- Opening Delimiter -
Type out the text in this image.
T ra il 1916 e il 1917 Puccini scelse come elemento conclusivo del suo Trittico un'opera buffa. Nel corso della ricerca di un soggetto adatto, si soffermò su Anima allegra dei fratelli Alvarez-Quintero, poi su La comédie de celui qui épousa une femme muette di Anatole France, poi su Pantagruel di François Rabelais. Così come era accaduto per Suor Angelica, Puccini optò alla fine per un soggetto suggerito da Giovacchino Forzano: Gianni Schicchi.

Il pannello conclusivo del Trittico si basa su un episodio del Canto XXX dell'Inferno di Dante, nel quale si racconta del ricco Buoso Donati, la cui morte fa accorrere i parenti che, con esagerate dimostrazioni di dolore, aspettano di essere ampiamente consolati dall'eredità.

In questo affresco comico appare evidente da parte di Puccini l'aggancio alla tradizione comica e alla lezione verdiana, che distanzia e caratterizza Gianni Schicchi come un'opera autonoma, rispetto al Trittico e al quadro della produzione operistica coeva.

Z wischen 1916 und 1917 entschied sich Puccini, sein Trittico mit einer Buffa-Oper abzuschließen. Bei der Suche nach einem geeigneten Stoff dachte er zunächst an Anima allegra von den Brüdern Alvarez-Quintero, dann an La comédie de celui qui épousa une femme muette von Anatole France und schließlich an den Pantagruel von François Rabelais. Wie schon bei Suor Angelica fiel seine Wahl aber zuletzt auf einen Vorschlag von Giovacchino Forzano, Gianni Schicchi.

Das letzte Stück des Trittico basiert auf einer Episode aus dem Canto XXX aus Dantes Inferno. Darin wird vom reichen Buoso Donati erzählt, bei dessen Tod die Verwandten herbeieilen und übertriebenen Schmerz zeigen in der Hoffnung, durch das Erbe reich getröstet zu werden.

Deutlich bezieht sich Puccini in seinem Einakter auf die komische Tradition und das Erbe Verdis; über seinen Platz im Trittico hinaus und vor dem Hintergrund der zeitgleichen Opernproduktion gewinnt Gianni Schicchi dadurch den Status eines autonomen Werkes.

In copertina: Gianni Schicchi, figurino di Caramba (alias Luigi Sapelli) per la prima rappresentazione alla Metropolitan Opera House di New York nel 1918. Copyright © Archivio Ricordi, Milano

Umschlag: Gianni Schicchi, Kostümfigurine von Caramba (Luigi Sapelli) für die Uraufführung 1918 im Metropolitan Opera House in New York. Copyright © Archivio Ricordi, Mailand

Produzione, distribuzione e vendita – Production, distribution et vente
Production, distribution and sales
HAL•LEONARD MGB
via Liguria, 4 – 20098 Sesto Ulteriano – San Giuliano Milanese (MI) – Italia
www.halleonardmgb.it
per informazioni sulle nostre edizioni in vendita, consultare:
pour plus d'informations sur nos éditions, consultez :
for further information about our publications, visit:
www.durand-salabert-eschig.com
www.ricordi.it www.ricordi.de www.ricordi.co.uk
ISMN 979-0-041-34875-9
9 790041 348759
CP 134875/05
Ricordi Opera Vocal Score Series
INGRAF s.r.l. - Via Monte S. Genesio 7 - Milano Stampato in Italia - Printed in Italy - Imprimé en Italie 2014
- Closing Delimiter -
Task to carry out: Tally the lines of the listing in which the string "Quintero" appears, and state the tally alone.

Your solution: 2